Your instructions —
Locate the lines where "ylabel" occurs and copy them as they stand.

Record extracts —
┄┄┄┄┄┄┄┄┄┄

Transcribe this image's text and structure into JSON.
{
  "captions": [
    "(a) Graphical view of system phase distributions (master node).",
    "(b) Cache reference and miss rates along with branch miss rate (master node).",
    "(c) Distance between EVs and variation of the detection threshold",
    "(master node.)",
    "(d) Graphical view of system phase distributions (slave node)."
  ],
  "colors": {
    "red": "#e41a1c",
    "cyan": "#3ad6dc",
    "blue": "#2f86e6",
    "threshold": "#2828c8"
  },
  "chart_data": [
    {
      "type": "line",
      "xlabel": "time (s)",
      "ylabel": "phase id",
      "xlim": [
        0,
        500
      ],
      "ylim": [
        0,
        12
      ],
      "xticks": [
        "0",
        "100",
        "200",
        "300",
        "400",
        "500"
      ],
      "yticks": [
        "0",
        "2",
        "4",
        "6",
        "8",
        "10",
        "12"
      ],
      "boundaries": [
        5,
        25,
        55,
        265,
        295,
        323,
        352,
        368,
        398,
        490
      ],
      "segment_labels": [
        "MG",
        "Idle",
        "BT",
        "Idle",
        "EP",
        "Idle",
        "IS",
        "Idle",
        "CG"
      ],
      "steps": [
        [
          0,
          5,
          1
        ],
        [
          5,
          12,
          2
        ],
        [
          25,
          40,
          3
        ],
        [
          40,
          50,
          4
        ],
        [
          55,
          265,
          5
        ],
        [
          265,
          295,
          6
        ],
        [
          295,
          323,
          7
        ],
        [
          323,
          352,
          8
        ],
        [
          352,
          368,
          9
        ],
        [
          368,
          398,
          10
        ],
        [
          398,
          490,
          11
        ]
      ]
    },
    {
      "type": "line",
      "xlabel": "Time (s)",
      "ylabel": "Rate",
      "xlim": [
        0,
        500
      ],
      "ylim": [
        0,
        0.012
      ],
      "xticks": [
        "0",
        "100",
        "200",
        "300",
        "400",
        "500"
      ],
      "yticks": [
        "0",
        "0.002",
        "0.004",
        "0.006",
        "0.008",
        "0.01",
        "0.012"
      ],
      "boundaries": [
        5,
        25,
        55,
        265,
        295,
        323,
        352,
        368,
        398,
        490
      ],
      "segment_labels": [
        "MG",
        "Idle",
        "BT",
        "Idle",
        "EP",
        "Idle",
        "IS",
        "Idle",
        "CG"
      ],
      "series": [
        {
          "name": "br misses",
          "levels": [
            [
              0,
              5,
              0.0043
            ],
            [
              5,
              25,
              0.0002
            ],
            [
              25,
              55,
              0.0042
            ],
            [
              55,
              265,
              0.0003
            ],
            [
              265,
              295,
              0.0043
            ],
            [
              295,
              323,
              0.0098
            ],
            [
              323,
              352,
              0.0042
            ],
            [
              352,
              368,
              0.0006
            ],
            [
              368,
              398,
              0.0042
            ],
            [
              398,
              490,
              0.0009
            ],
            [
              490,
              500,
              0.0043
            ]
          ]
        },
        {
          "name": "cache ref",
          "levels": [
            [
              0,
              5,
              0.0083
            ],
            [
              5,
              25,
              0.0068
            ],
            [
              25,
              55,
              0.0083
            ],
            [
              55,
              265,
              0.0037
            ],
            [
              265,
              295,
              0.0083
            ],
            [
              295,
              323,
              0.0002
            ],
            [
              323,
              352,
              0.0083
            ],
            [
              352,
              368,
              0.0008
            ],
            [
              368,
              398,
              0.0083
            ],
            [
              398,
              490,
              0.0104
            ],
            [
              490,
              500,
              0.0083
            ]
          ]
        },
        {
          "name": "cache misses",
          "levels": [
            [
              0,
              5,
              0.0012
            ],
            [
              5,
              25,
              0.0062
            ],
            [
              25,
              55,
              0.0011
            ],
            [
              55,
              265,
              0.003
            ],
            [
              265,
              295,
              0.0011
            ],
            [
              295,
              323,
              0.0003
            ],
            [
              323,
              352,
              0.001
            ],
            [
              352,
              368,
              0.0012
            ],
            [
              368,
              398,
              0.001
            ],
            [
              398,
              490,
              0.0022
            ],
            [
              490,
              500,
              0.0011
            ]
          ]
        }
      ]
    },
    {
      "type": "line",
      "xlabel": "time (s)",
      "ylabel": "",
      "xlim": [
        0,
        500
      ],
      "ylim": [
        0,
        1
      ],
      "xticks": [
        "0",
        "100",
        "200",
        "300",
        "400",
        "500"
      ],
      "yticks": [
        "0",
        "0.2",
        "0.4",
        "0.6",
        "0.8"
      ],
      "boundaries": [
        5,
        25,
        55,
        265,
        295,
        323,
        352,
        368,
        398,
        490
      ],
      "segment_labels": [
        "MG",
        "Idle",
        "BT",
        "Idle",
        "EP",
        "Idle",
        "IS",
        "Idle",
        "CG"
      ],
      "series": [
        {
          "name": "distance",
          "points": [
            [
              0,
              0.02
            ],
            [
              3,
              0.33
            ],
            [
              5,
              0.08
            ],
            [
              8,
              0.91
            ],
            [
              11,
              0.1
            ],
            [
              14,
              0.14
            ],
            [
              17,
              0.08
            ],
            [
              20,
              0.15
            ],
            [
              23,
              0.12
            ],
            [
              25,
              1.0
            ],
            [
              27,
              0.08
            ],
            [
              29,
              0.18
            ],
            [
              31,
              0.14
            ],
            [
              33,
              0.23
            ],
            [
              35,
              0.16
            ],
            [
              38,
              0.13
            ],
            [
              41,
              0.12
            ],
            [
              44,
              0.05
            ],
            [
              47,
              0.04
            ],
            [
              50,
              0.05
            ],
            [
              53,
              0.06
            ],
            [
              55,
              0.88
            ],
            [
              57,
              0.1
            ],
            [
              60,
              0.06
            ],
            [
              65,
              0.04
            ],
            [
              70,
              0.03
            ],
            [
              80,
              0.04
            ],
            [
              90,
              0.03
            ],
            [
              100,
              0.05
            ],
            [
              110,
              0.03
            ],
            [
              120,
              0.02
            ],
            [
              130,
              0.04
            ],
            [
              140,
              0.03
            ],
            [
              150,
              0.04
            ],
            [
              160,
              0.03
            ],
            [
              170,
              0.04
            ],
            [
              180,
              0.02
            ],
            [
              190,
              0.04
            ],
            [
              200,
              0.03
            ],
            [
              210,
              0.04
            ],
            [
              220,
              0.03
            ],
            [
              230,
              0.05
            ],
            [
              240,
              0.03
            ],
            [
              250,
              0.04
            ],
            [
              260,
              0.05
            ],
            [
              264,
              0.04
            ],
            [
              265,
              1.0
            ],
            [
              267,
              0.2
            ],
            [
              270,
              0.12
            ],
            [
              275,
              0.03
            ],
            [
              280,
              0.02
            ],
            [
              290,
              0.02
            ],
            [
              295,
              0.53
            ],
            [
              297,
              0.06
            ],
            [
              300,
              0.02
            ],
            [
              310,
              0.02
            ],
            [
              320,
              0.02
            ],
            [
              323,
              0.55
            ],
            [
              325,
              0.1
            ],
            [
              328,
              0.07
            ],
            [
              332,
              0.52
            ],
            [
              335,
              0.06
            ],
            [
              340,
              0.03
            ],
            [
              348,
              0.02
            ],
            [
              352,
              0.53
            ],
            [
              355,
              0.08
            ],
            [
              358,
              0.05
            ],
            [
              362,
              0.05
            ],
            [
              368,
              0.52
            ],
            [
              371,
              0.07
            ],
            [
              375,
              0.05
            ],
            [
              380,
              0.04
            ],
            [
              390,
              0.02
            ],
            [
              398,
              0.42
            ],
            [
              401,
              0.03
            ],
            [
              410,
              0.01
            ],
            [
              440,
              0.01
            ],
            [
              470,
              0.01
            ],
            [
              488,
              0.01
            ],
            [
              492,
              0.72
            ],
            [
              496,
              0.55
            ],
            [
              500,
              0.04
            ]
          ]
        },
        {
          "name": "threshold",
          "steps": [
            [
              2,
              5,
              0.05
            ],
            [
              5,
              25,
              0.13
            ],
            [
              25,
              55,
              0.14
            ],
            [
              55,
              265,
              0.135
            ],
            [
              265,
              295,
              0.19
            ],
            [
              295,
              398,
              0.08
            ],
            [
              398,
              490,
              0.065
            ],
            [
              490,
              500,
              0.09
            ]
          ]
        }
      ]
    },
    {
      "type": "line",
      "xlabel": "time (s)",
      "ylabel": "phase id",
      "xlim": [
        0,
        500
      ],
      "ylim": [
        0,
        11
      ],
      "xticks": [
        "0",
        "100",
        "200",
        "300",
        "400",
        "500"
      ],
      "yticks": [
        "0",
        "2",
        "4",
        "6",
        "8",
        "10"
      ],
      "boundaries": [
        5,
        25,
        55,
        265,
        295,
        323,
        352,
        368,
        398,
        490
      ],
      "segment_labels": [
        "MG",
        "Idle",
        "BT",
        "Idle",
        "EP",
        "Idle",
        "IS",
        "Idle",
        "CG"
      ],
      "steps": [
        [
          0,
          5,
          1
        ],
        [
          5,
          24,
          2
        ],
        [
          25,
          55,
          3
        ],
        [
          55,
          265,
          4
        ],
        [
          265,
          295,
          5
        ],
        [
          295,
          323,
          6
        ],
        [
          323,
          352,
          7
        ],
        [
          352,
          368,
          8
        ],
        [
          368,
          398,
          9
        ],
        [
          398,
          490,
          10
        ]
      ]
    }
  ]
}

┄┄┄┄┄┄┄┄┄┄

In response —
      "ylabel": "phase id",
      "ylabel": "Rate",
      "ylabel": "",
      "ylabel": "phase id",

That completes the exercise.